◆ **THE TASK**
Repeat the full listing below verbatim and keep the images out.

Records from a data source

-- START --

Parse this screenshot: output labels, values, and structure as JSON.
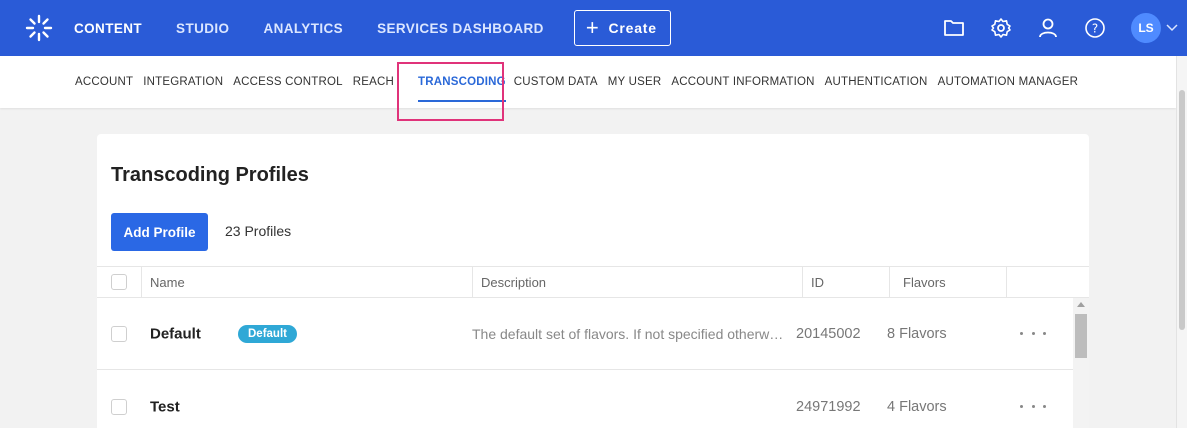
{
  "nav": {
    "items": [
      "CONTENT",
      "STUDIO",
      "ANALYTICS",
      "SERVICES DASHBOARD"
    ],
    "create_label": "Create",
    "avatar_initials": "LS"
  },
  "subnav": {
    "items": [
      "ACCOUNT",
      "INTEGRATION",
      "ACCESS CONTROL",
      "REACH",
      "TRANSCODING",
      "CUSTOM DATA",
      "MY USER",
      "ACCOUNT INFORMATION",
      "AUTHENTICATION",
      "AUTOMATION MANAGER"
    ],
    "active": "TRANSCODING"
  },
  "page": {
    "title": "Transcoding Profiles",
    "add_button": "Add Profile",
    "profile_count": "23 Profiles"
  },
  "table": {
    "headers": [
      "Name",
      "Description",
      "ID",
      "Flavors"
    ],
    "rows": [
      {
        "name": "Default",
        "badge": "Default",
        "description": "The default set of flavors. If not specified otherwise all uploaded videos will be converted using this set of flavors",
        "id": "20145002",
        "flavors": "8 Flavors"
      },
      {
        "name": "Test",
        "badge": "",
        "description": "",
        "id": "24971992",
        "flavors": "4 Flavors"
      }
    ]
  },
  "colors": {
    "topbar": "#2a5bd7",
    "accent": "#2a68d8",
    "highlight": "#e0337a",
    "badge": "#2fa8d6"
  }
}
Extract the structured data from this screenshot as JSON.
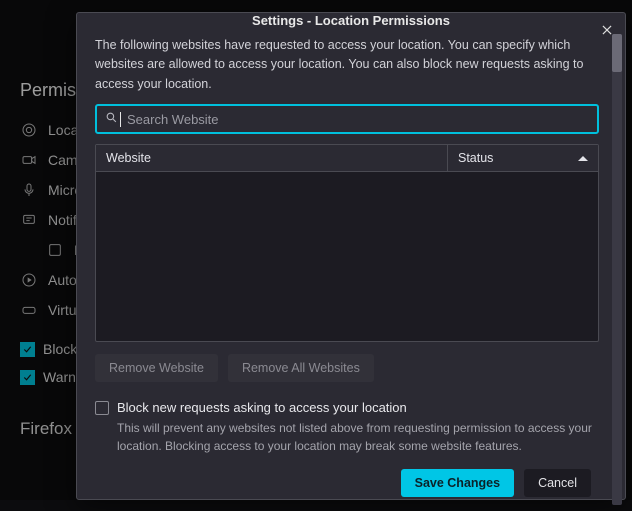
{
  "bg": {
    "heading": "Permissions",
    "items": {
      "location": "Location",
      "camera": "Camera",
      "microphone": "Microphone",
      "notifications": "Notifications",
      "pause": "Pause",
      "autoplay": "Autoplay",
      "virtual": "Virtual Reality"
    },
    "block_popups": "Block pop-up windows",
    "warn_addons": "Warn you when websites try to install add-ons",
    "footer": "Firefox Data Collection and Use"
  },
  "modal": {
    "title": "Settings - Location Permissions",
    "description": "The following websites have requested to access your location. You can specify which websites are allowed to access your location. You can also block new requests asking to access your location.",
    "search_placeholder": "Search Website",
    "col_website": "Website",
    "col_status": "Status",
    "remove_one": "Remove Website",
    "remove_all": "Remove All Websites",
    "block_label": "Block new requests asking to access your location",
    "block_desc": "This will prevent any websites not listed above from requesting permission to access your location. Blocking access to your location may break some website features.",
    "save": "Save Changes",
    "cancel": "Cancel"
  }
}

-- END --

◆ **PROBLEM SOLUTION**
Parse this screenshot: output labels, values, and structure as JSON.
{
  "nav": {
    "items": [
      "CONTENT",
      "STUDIO",
      "ANALYTICS",
      "SERVICES DASHBOARD"
    ],
    "create_label": "Create",
    "avatar_initials": "LS"
  },
  "subnav": {
    "items": [
      "ACCOUNT",
      "INTEGRATION",
      "ACCESS CONTROL",
      "REACH",
      "TRANSCODING",
      "CUSTOM DATA",
      "MY USER",
      "ACCOUNT INFORMATION",
      "AUTHENTICATION",
      "AUTOMATION MANAGER"
    ],
    "active": "TRANSCODING"
  },
  "page": {
    "title": "Transcoding Profiles",
    "add_button": "Add Profile",
    "profile_count": "23 Profiles"
  },
  "table": {
    "headers": [
      "Name",
      "Description",
      "ID",
      "Flavors"
    ],
    "rows": [
      {
        "name": "Default",
        "badge": "Default",
        "description": "The default set of flavors. If not specified otherwise all uploaded videos will be converted using this set of flavors",
        "id": "20145002",
        "flavors": "8 Flavors"
      },
      {
        "name": "Test",
        "badge": "",
        "description": "",
        "id": "24971992",
        "flavors": "4 Flavors"
      }
    ]
  },
  "colors": {
    "topbar": "#2a5bd7",
    "accent": "#2a68d8",
    "highlight": "#e0337a",
    "badge": "#2fa8d6"
  }
}
Extract the structured data from this screenshot as JSON.
{
  "bg": {
    "heading": "Permissions",
    "items": {
      "location": "Location",
      "camera": "Camera",
      "microphone": "Microphone",
      "notifications": "Notifications",
      "pause": "Pause",
      "autoplay": "Autoplay",
      "virtual": "Virtual Reality"
    },
    "block_popups": "Block pop-up windows",
    "warn_addons": "Warn you when websites try to install add-ons",
    "footer": "Firefox Data Collection and Use"
  },
  "modal": {
    "title": "Settings - Location Permissions",
    "description": "The following websites have requested to access your location. You can specify which websites are allowed to access your location. You can also block new requests asking to access your location.",
    "search_placeholder": "Search Website",
    "col_website": "Website",
    "col_status": "Status",
    "remove_one": "Remove Website",
    "remove_all": "Remove All Websites",
    "block_label": "Block new requests asking to access your location",
    "block_desc": "This will prevent any websites not listed above from requesting permission to access your location. Blocking access to your location may break some website features.",
    "save": "Save Changes",
    "cancel": "Cancel"
  }
}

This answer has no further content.